**DIRECTIONS:** Extract all lines in the data that contain the word "name".

______________________________

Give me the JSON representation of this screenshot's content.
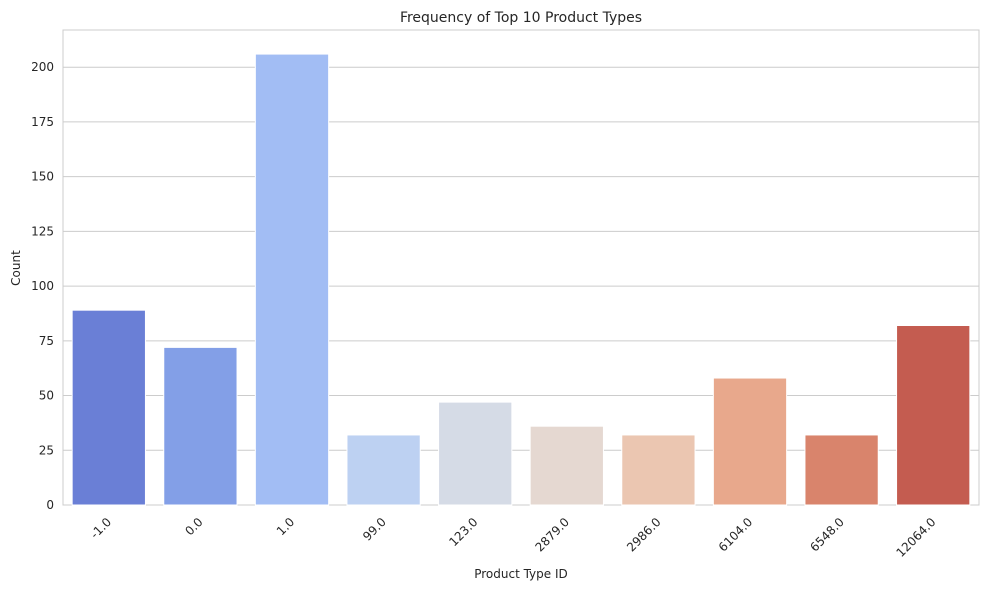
{
  "chart_data": {
    "type": "bar",
    "title": "Frequency of Top 10 Product Types",
    "xlabel": "Product Type ID",
    "ylabel": "Count",
    "categories": [
      "-1.0",
      "0.0",
      "1.0",
      "99.0",
      "123.0",
      "2879.0",
      "2986.0",
      "6104.0",
      "6548.0",
      "12064.0"
    ],
    "values": [
      89,
      72,
      206,
      32,
      47,
      36,
      32,
      58,
      32,
      82
    ],
    "colors": [
      "#6a7fd6",
      "#839fe7",
      "#a2bdf4",
      "#bdd1f2",
      "#d5dbe6",
      "#e5d8d1",
      "#ebc6b1",
      "#e8a88c",
      "#d9846c",
      "#c45c50"
    ],
    "ylim": [
      0,
      217
    ],
    "yticks": [
      0,
      25,
      50,
      75,
      100,
      125,
      150,
      175,
      200
    ],
    "xtick_rotation": 45,
    "grid": "y"
  }
}
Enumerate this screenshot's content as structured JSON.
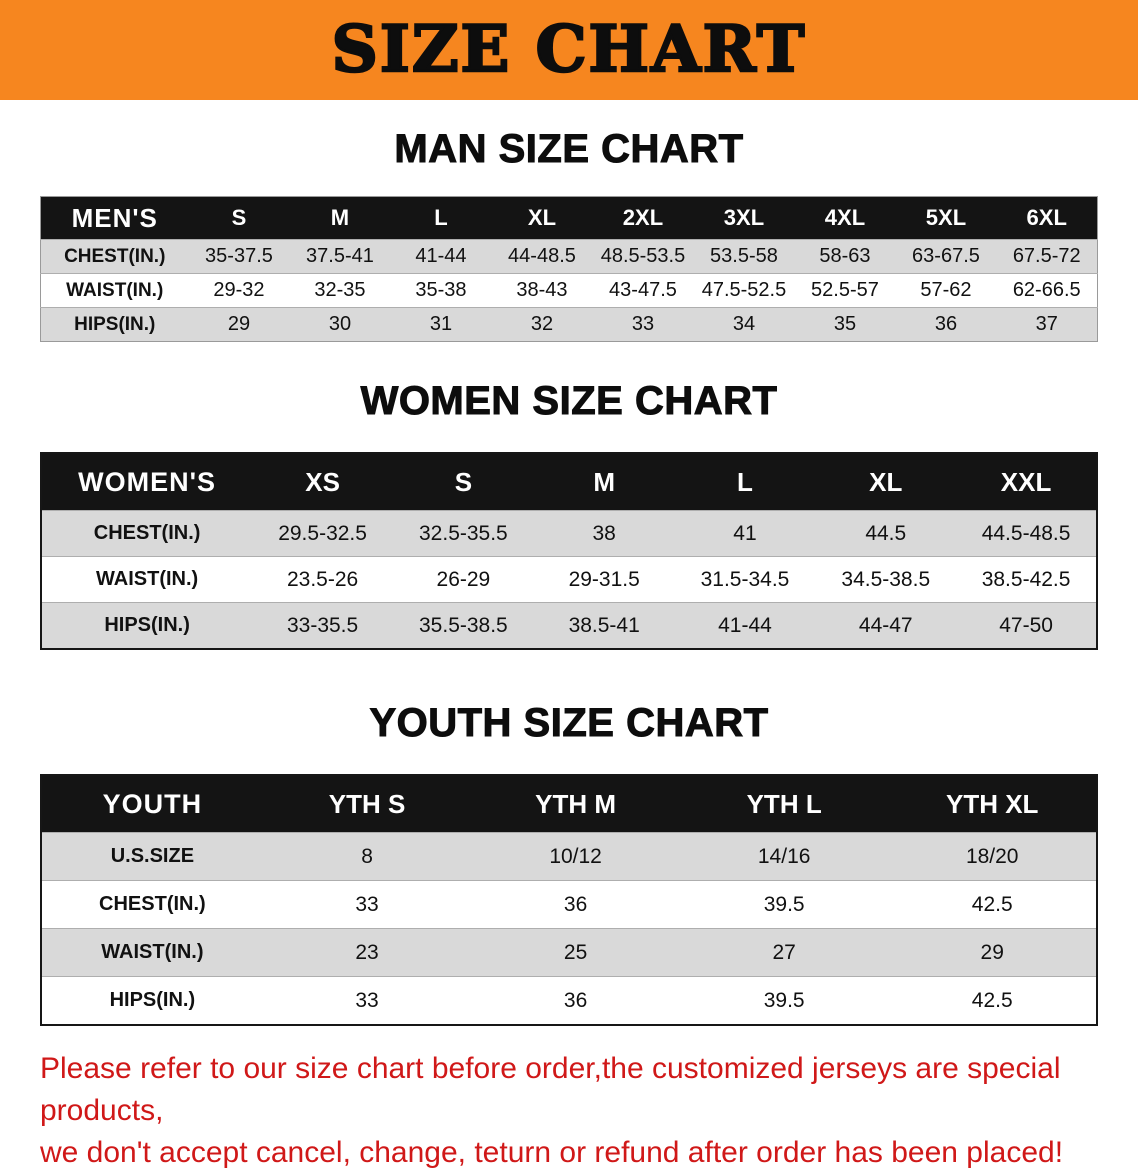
{
  "banner": {
    "title": "SIZE CHART"
  },
  "sections": [
    {
      "id": "men",
      "heading": "MAN SIZE CHART",
      "table": {
        "title": "MEN'S",
        "sizes": [
          "S",
          "M",
          "L",
          "XL",
          "2XL",
          "3XL",
          "4XL",
          "5XL",
          "6XL"
        ],
        "rows": [
          {
            "label": "CHEST(IN.)",
            "values": [
              "35-37.5",
              "37.5-41",
              "41-44",
              "44-48.5",
              "48.5-53.5",
              "53.5-58",
              "58-63",
              "63-67.5",
              "67.5-72"
            ]
          },
          {
            "label": "WAIST(IN.)",
            "values": [
              "29-32",
              "32-35",
              "35-38",
              "38-43",
              "43-47.5",
              "47.5-52.5",
              "52.5-57",
              "57-62",
              "62-66.5"
            ]
          },
          {
            "label": "HIPS(IN.)",
            "values": [
              "29",
              "30",
              "31",
              "32",
              "33",
              "34",
              "35",
              "36",
              "37"
            ]
          }
        ]
      }
    },
    {
      "id": "women",
      "heading": "WOMEN SIZE CHART",
      "table": {
        "title": "WOMEN'S",
        "sizes": [
          "XS",
          "S",
          "M",
          "L",
          "XL",
          "XXL"
        ],
        "rows": [
          {
            "label": "CHEST(IN.)",
            "values": [
              "29.5-32.5",
              "32.5-35.5",
              "38",
              "41",
              "44.5",
              "44.5-48.5"
            ]
          },
          {
            "label": "WAIST(IN.)",
            "values": [
              "23.5-26",
              "26-29",
              "29-31.5",
              "31.5-34.5",
              "34.5-38.5",
              "38.5-42.5"
            ]
          },
          {
            "label": "HIPS(IN.)",
            "values": [
              "33-35.5",
              "35.5-38.5",
              "38.5-41",
              "41-44",
              "44-47",
              "47-50"
            ]
          }
        ]
      }
    },
    {
      "id": "youth",
      "heading": "YOUTH SIZE CHART",
      "table": {
        "title": "YOUTH",
        "sizes": [
          "YTH S",
          "YTH M",
          "YTH L",
          "YTH XL"
        ],
        "rows": [
          {
            "label": "U.S.SIZE",
            "values": [
              "8",
              "10/12",
              "14/16",
              "18/20"
            ]
          },
          {
            "label": "CHEST(IN.)",
            "values": [
              "33",
              "36",
              "39.5",
              "42.5"
            ]
          },
          {
            "label": "WAIST(IN.)",
            "values": [
              "23",
              "25",
              "27",
              "29"
            ]
          },
          {
            "label": "HIPS(IN.)",
            "values": [
              "33",
              "36",
              "39.5",
              "42.5"
            ]
          }
        ]
      }
    }
  ],
  "footer": {
    "line1": "Please refer to our size chart before order,the customized jerseys are special products,",
    "line2": "we don't accept cancel, change, teturn or refund after order has been placed!"
  },
  "colors": {
    "banner_bg": "#f6861f",
    "header_bg": "#141414",
    "stripe_bg": "#d9d9d9",
    "footer_text": "#d01818"
  }
}
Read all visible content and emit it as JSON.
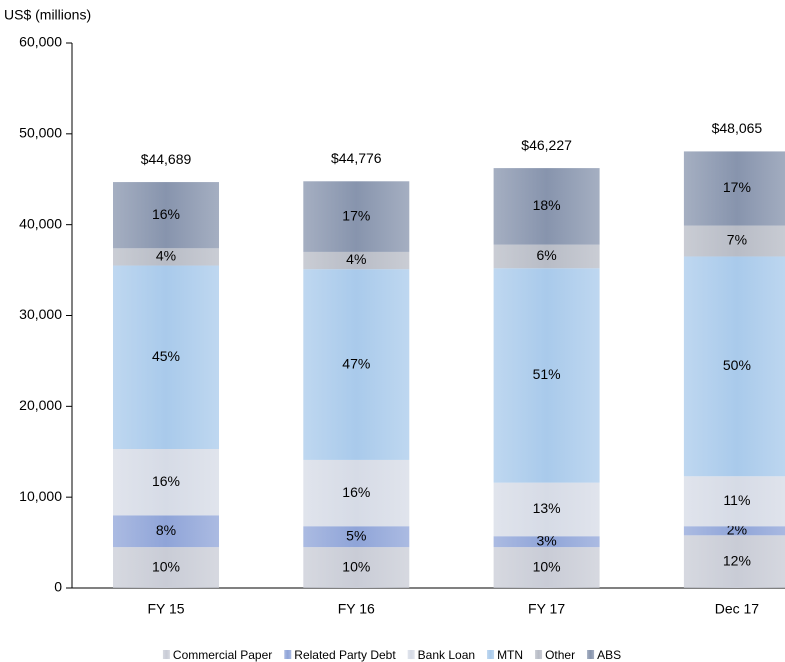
{
  "chart_data": {
    "type": "stacked_bar",
    "y_label": "US$ (millions)",
    "categories": [
      "FY 15",
      "FY 16",
      "FY 17",
      "Dec 17"
    ],
    "series": [
      {
        "name": "Commercial Paper",
        "color": "#c9ccd6",
        "values": [
          4500,
          4500,
          4500,
          5800
        ],
        "value_labels": [
          "10%",
          "10%",
          "10%",
          "12%"
        ]
      },
      {
        "name": "Related Party Debt",
        "color": "#8fa4d8",
        "values": [
          3500,
          2300,
          1200,
          1000
        ],
        "value_labels": [
          "8%",
          "5%",
          "3%",
          "2%"
        ]
      },
      {
        "name": "Bank Loan",
        "color": "#d6dbe6",
        "values": [
          7300,
          7300,
          5900,
          5500
        ],
        "value_labels": [
          "16%",
          "16%",
          "13%",
          "11%"
        ]
      },
      {
        "name": "MTN",
        "color": "#a9caeb",
        "values": [
          20200,
          21000,
          23600,
          24200
        ],
        "value_labels": [
          "45%",
          "47%",
          "51%",
          "50%"
        ]
      },
      {
        "name": "Other",
        "color": "#b8bcc6",
        "values": [
          1900,
          1900,
          2600,
          3400
        ],
        "value_labels": [
          "4%",
          "4%",
          "6%",
          "7%"
        ]
      },
      {
        "name": "ABS",
        "color": "#8794ad",
        "values": [
          7289,
          7776,
          8427,
          8165
        ],
        "value_labels": [
          "16%",
          "17%",
          "18%",
          "17%"
        ]
      }
    ],
    "totals": {
      "values": [
        44689,
        44776,
        46227,
        48065
      ],
      "value_labels": [
        "$44,689",
        "$44,776",
        "$46,227",
        "$48,065"
      ]
    },
    "ylim": [
      0,
      60000
    ],
    "yticks": [
      {
        "value": 0,
        "label": "0"
      },
      {
        "value": 10000,
        "label": "10,000"
      },
      {
        "value": 20000,
        "label": "20,000"
      },
      {
        "value": 30000,
        "label": "30,000"
      },
      {
        "value": 40000,
        "label": "40,000"
      },
      {
        "value": 50000,
        "label": "50,000"
      },
      {
        "value": 60000,
        "label": "60,000"
      }
    ],
    "grid": false
  }
}
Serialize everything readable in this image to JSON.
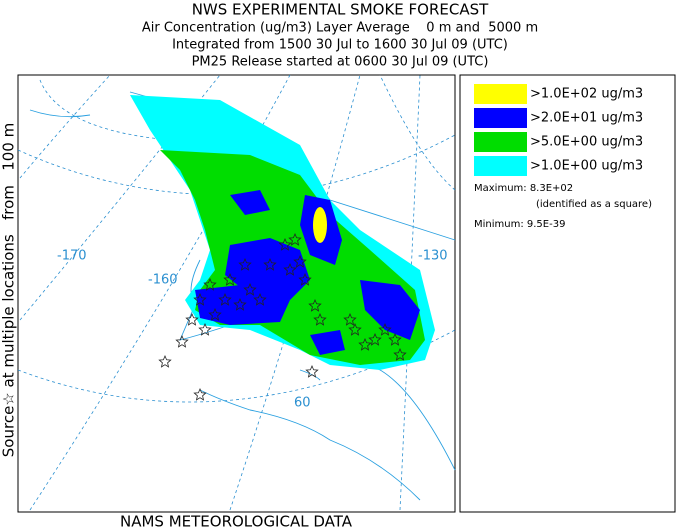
{
  "header": {
    "title": "NWS EXPERIMENTAL SMOKE FORECAST",
    "line2": "Air Concentration (ug/m3) Layer Average    0 m and  5000 m",
    "line3": "Integrated from 1500 30 Jul to 1600 30 Jul 09 (UTC)",
    "line4": "PM25 Release started at 0600 30 Jul 09 (UTC)"
  },
  "side_label": "Source☆ at multiple locations   from   100 m",
  "footer": "NAMS METEOROLOGICAL DATA",
  "map": {
    "labels": [
      "-170",
      "-160",
      "-130",
      "60"
    ]
  },
  "legend": {
    "entries": [
      {
        "label": ">1.0E+02 ug/m3",
        "color": "#ffff00"
      },
      {
        "label": ">2.0E+01 ug/m3",
        "color": "#0000ff"
      },
      {
        "label": ">5.0E+00 ug/m3",
        "color": "#00dd00"
      },
      {
        "label": ">1.0E+00 ug/m3",
        "color": "#00ffff"
      }
    ],
    "maximum": "Maximum: 8.3E+02",
    "note": "(identified as a square)",
    "minimum": "Minimum: 9.5E-39"
  }
}
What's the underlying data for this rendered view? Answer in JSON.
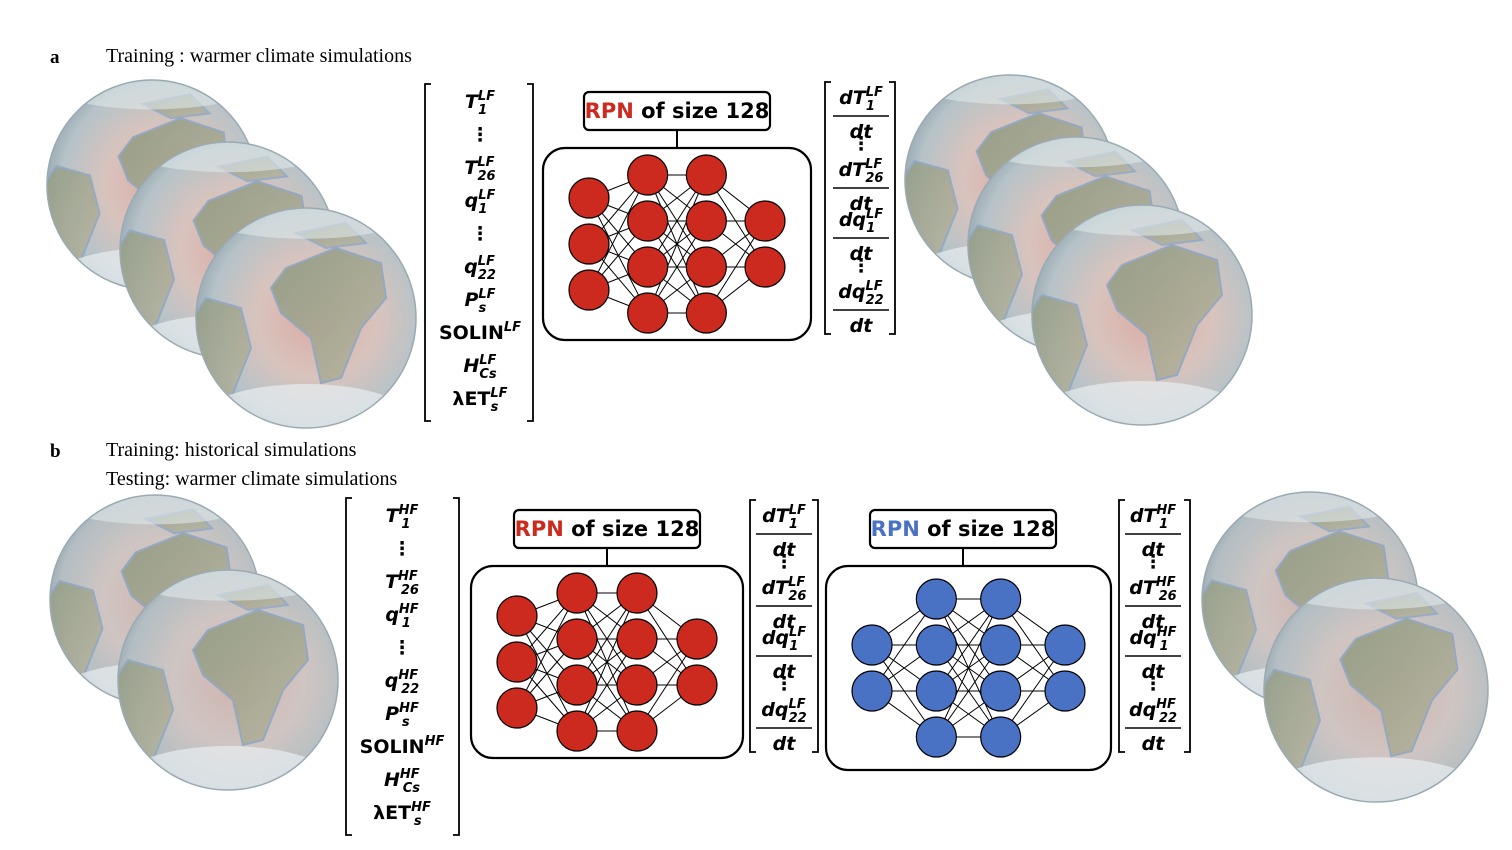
{
  "panel_a": {
    "letter": "a",
    "caption": "Training : warmer climate simulations",
    "inputs": [
      {
        "base": "T",
        "sup": "LF",
        "sub": "1"
      },
      {
        "base": "⋮"
      },
      {
        "base": "T",
        "sup": "LF",
        "sub": "26"
      },
      {
        "base": "q",
        "sup": "LF",
        "sub": "1"
      },
      {
        "base": "⋮"
      },
      {
        "base": "q",
        "sup": "LF",
        "sub": "22"
      },
      {
        "base": "P",
        "sup": "LF",
        "sub": "s"
      },
      {
        "base": "SOLIN",
        "sup": "LF",
        "sub": ""
      },
      {
        "base": "H",
        "sup": "LF",
        "sub": "Cs"
      },
      {
        "base": "λET",
        "sup": "LF",
        "sub": "s"
      }
    ],
    "outputs": [
      {
        "num": "dT",
        "sup": "LF",
        "sub": "1"
      },
      {
        "dots": true
      },
      {
        "num": "dT",
        "sup": "LF",
        "sub": "26"
      },
      {
        "num": "dq",
        "sup": "LF",
        "sub": "1"
      },
      {
        "dots": true
      },
      {
        "num": "dq",
        "sup": "LF",
        "sub": "22"
      }
    ],
    "rpn": {
      "name": "RPN",
      "rest": "of size 128",
      "color": "#cc2a1e"
    }
  },
  "panel_b": {
    "letter": "b",
    "caption_line1": "Training: historical simulations",
    "caption_line2": "Testing: warmer climate simulations",
    "inputs": [
      {
        "base": "T",
        "sup": "HF",
        "sub": "1"
      },
      {
        "base": "⋮"
      },
      {
        "base": "T",
        "sup": "HF",
        "sub": "26"
      },
      {
        "base": "q",
        "sup": "HF",
        "sub": "1"
      },
      {
        "base": "⋮"
      },
      {
        "base": "q",
        "sup": "HF",
        "sub": "22"
      },
      {
        "base": "P",
        "sup": "HF",
        "sub": "s"
      },
      {
        "base": "SOLIN",
        "sup": "HF",
        "sub": ""
      },
      {
        "base": "H",
        "sup": "HF",
        "sub": "Cs"
      },
      {
        "base": "λET",
        "sup": "HF",
        "sub": "s"
      }
    ],
    "mid_outputs": [
      {
        "num": "dT",
        "sup": "LF",
        "sub": "1"
      },
      {
        "dots": true
      },
      {
        "num": "dT",
        "sup": "LF",
        "sub": "26"
      },
      {
        "num": "dq",
        "sup": "LF",
        "sub": "1"
      },
      {
        "dots": true
      },
      {
        "num": "dq",
        "sup": "LF",
        "sub": "22"
      }
    ],
    "outputs": [
      {
        "num": "dT",
        "sup": "HF",
        "sub": "1"
      },
      {
        "dots": true
      },
      {
        "num": "dT",
        "sup": "HF",
        "sub": "26"
      },
      {
        "num": "dq",
        "sup": "HF",
        "sub": "1"
      },
      {
        "dots": true
      },
      {
        "num": "dq",
        "sup": "HF",
        "sub": "22"
      }
    ],
    "rpn_red": {
      "name": "RPN",
      "rest": "of size 128",
      "color": "#cc2a1e"
    },
    "rpn_blue": {
      "name": "RPN",
      "rest": "of size 128",
      "color": "#4a72c4"
    }
  },
  "fraction_denominator": "dt",
  "colors": {
    "red_node": "#cc2a1e",
    "blue_node": "#4a72c4"
  }
}
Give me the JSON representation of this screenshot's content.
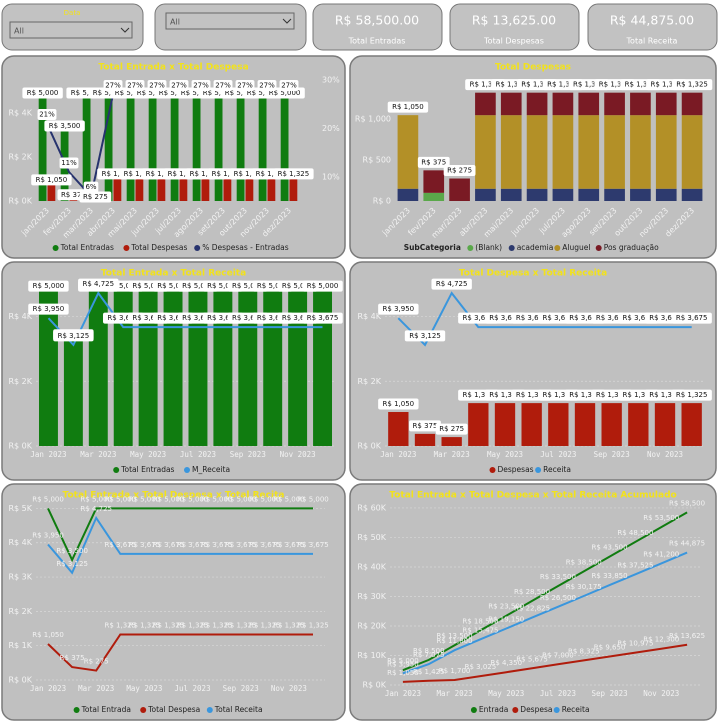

______________________________

**OUTPUT BELOW:**
        "name": "Commercial Paper",
        "name": "Related Party Debt",
        "name": "Bank Loan",
        "name": "MTN",
        "name": "Other",
        "name": "ABS",
      "name": "RPN",
      "name": "RPN",
      "name": "RPN",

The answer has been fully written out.